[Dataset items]

--------------------

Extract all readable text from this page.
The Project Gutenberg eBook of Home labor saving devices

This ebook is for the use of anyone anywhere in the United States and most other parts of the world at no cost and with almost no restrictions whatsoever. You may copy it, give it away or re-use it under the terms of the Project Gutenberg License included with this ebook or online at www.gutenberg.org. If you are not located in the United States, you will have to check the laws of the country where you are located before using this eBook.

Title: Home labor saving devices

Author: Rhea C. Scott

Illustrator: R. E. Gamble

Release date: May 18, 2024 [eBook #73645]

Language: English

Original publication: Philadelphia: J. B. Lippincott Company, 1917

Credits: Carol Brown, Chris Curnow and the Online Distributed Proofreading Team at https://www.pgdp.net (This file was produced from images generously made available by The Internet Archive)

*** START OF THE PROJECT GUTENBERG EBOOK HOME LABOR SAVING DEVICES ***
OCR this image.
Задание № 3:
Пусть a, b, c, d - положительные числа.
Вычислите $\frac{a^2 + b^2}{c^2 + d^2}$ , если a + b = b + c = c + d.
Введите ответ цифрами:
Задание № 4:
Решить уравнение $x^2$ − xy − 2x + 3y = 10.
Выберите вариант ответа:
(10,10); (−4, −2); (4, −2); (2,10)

--------------------

REQUIRED WORK - Reproduce the complete set of lines precisely as supplied.

COMPLETE ANSWER -
Extract all readable text from this page.
The Project Gutenberg eBook of Home labor saving devices

This ebook is for the use of anyone anywhere in the United States and most other parts of the world at no cost and with almost no restrictions whatsoever. You may copy it, give it away or re-use it under the terms of the Project Gutenberg License included with this ebook or online at www.gutenberg.org. If you are not located in the United States, you will have to check the laws of the country where you are located before using this eBook.

Title: Home labor saving devices

Author: Rhea C. Scott

Illustrator: R. E. Gamble

Release date: May 18, 2024 [eBook #73645]

Language: English

Original publication: Philadelphia: J. B. Lippincott Company, 1917

Credits: Carol Brown, Chris Curnow and the Online Distributed Proofreading Team at https://www.pgdp.net (This file was produced from images generously made available by The Internet Archive)

*** START OF THE PROJECT GUTENBERG EBOOK HOME LABOR SAVING DEVICES ***
OCR this image.
Задание № 3:
Пусть a, b, c, d - положительные числа.
Вычислите $\frac{a^2 + b^2}{c^2 + d^2}$ , если a + b = b + c = c + d.
Введите ответ цифрами:
Задание № 4:
Решить уравнение $x^2$ − xy − 2x + 3y = 10.
Выберите вариант ответа:
(10,10); (−4, −2); (4, −2); (2,10)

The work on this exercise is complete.